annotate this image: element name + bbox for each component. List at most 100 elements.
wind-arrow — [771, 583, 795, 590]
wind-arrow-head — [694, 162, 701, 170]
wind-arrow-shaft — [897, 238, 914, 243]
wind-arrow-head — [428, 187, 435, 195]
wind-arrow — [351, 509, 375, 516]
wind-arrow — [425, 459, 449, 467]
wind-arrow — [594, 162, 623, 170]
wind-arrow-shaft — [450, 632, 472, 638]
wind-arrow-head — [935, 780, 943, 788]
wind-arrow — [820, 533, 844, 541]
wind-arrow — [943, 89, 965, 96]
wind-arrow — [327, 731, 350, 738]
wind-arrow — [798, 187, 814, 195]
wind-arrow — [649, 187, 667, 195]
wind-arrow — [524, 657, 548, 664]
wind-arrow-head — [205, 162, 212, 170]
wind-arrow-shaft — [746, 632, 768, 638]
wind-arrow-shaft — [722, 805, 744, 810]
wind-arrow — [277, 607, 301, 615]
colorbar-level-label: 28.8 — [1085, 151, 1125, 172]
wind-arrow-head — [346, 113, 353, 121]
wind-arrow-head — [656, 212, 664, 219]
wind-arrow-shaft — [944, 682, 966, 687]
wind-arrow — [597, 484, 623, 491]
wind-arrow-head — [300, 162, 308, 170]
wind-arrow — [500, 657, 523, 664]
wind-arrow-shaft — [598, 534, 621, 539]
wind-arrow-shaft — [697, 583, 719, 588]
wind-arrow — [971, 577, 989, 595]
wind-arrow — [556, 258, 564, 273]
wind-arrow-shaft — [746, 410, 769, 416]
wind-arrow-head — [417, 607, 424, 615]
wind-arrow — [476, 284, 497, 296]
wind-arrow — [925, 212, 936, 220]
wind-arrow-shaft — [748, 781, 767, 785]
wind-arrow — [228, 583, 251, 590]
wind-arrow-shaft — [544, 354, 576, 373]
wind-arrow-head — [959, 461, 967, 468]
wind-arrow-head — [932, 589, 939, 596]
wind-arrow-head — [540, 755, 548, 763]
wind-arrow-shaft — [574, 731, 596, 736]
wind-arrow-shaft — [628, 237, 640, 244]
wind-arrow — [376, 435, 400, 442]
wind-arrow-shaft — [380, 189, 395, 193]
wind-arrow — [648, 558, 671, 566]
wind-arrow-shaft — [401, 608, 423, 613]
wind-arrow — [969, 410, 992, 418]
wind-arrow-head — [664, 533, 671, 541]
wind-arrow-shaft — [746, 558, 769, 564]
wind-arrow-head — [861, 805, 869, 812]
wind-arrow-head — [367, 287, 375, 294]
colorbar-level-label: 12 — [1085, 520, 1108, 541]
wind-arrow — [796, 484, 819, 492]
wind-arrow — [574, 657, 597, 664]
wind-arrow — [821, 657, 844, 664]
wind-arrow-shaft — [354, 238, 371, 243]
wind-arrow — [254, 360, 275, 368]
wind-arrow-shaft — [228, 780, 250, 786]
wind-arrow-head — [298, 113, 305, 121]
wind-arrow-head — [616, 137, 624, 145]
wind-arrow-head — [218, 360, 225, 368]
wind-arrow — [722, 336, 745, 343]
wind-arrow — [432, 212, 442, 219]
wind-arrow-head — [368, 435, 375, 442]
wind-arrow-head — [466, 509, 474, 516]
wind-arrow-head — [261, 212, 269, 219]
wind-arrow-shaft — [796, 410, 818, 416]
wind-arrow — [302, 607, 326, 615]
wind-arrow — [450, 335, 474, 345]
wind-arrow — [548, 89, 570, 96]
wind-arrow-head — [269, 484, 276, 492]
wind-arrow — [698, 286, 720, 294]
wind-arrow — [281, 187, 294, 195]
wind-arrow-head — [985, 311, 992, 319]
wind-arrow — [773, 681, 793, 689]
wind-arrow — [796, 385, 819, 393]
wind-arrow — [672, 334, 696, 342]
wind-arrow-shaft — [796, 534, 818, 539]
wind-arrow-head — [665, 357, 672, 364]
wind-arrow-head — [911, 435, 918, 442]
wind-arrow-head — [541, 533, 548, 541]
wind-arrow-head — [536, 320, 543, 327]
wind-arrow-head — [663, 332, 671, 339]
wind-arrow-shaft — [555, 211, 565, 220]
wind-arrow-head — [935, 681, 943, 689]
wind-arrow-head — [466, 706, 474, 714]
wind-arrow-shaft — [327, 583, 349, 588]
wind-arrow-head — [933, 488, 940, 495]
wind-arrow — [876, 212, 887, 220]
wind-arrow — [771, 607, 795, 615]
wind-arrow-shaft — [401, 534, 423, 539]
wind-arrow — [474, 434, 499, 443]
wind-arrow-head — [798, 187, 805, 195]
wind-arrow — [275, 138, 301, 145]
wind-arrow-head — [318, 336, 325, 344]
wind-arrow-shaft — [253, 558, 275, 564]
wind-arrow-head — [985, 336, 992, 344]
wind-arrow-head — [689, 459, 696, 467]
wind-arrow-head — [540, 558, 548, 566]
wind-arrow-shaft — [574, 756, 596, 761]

★ ★ ★ ★

## WRITTEN PROBLEM
Please give the material above again, replacing "colorbar-level-label" with "colorbar-tick-label" and leaving everything else unchanged.

## RESULT OF THIS EXERCISE
annotate this image: element name + bbox for each component. List at most 100 elements.
wind-arrow — [771, 583, 795, 590]
wind-arrow-head — [694, 162, 701, 170]
wind-arrow-shaft — [897, 238, 914, 243]
wind-arrow-head — [428, 187, 435, 195]
wind-arrow — [351, 509, 375, 516]
wind-arrow — [425, 459, 449, 467]
wind-arrow — [594, 162, 623, 170]
wind-arrow-shaft — [450, 632, 472, 638]
wind-arrow-head — [935, 780, 943, 788]
wind-arrow — [820, 533, 844, 541]
wind-arrow — [943, 89, 965, 96]
wind-arrow — [327, 731, 350, 738]
wind-arrow — [798, 187, 814, 195]
wind-arrow — [649, 187, 667, 195]
wind-arrow — [524, 657, 548, 664]
wind-arrow-head — [205, 162, 212, 170]
wind-arrow-shaft — [746, 632, 768, 638]
wind-arrow-shaft — [722, 805, 744, 810]
wind-arrow — [277, 607, 301, 615]
colorbar-tick-label: 28.8 — [1085, 151, 1125, 172]
wind-arrow-head — [346, 113, 353, 121]
wind-arrow-head — [656, 212, 664, 219]
wind-arrow-shaft — [944, 682, 966, 687]
wind-arrow — [597, 484, 623, 491]
wind-arrow-head — [300, 162, 308, 170]
wind-arrow — [500, 657, 523, 664]
wind-arrow-shaft — [598, 534, 621, 539]
wind-arrow-shaft — [697, 583, 719, 588]
wind-arrow — [971, 577, 989, 595]
wind-arrow — [556, 258, 564, 273]
wind-arrow-shaft — [746, 410, 769, 416]
wind-arrow-head — [417, 607, 424, 615]
wind-arrow — [476, 284, 497, 296]
wind-arrow — [925, 212, 936, 220]
wind-arrow-shaft — [748, 781, 767, 785]
wind-arrow — [228, 583, 251, 590]
wind-arrow-shaft — [544, 354, 576, 373]
wind-arrow-head — [959, 461, 967, 468]
wind-arrow-head — [932, 589, 939, 596]
wind-arrow-head — [540, 755, 548, 763]
wind-arrow-shaft — [574, 731, 596, 736]
wind-arrow-shaft — [628, 237, 640, 244]
wind-arrow — [376, 435, 400, 442]
wind-arrow-shaft — [380, 189, 395, 193]
wind-arrow — [648, 558, 671, 566]
wind-arrow-shaft — [401, 608, 423, 613]
wind-arrow — [969, 410, 992, 418]
wind-arrow-head — [664, 533, 671, 541]
wind-arrow-shaft — [746, 558, 769, 564]
wind-arrow-head — [861, 805, 869, 812]
wind-arrow-head — [367, 287, 375, 294]
colorbar-tick-label: 12 — [1085, 520, 1108, 541]
wind-arrow — [796, 484, 819, 492]
wind-arrow — [574, 657, 597, 664]
wind-arrow — [821, 657, 844, 664]
wind-arrow-shaft — [354, 238, 371, 243]
wind-arrow — [254, 360, 275, 368]
wind-arrow-shaft — [228, 780, 250, 786]
wind-arrow-head — [298, 113, 305, 121]
wind-arrow-head — [616, 137, 624, 145]
wind-arrow-head — [218, 360, 225, 368]
wind-arrow — [722, 336, 745, 343]
wind-arrow — [432, 212, 442, 219]
wind-arrow-head — [368, 435, 375, 442]
wind-arrow-head — [466, 509, 474, 516]
wind-arrow-head — [261, 212, 269, 219]
wind-arrow-shaft — [796, 410, 818, 416]
wind-arrow — [302, 607, 326, 615]
wind-arrow — [450, 335, 474, 345]
wind-arrow — [548, 89, 570, 96]
wind-arrow-head — [269, 484, 276, 492]
wind-arrow — [698, 286, 720, 294]
wind-arrow — [281, 187, 294, 195]
wind-arrow-head — [985, 311, 992, 319]
wind-arrow — [773, 681, 793, 689]
wind-arrow — [796, 385, 819, 393]
wind-arrow — [672, 334, 696, 342]
wind-arrow-shaft — [796, 534, 818, 539]
wind-arrow-head — [665, 357, 672, 364]
wind-arrow-head — [911, 435, 918, 442]
wind-arrow-head — [541, 533, 548, 541]
wind-arrow-head — [536, 320, 543, 327]
wind-arrow-head — [663, 332, 671, 339]
wind-arrow-shaft — [555, 211, 565, 220]
wind-arrow-head — [935, 681, 943, 689]
wind-arrow-head — [466, 706, 474, 714]
wind-arrow-shaft — [327, 583, 349, 588]
wind-arrow-head — [933, 488, 940, 495]
wind-arrow — [876, 212, 887, 220]
wind-arrow — [771, 607, 795, 615]
wind-arrow-shaft — [401, 534, 423, 539]
wind-arrow — [474, 434, 499, 443]
wind-arrow-head — [798, 187, 805, 195]
wind-arrow — [275, 138, 301, 145]
wind-arrow-head — [318, 336, 325, 344]
wind-arrow-shaft — [253, 558, 275, 564]
wind-arrow-head — [985, 336, 992, 344]
wind-arrow-head — [689, 459, 696, 467]
wind-arrow-head — [540, 558, 548, 566]
wind-arrow-shaft — [574, 756, 596, 761]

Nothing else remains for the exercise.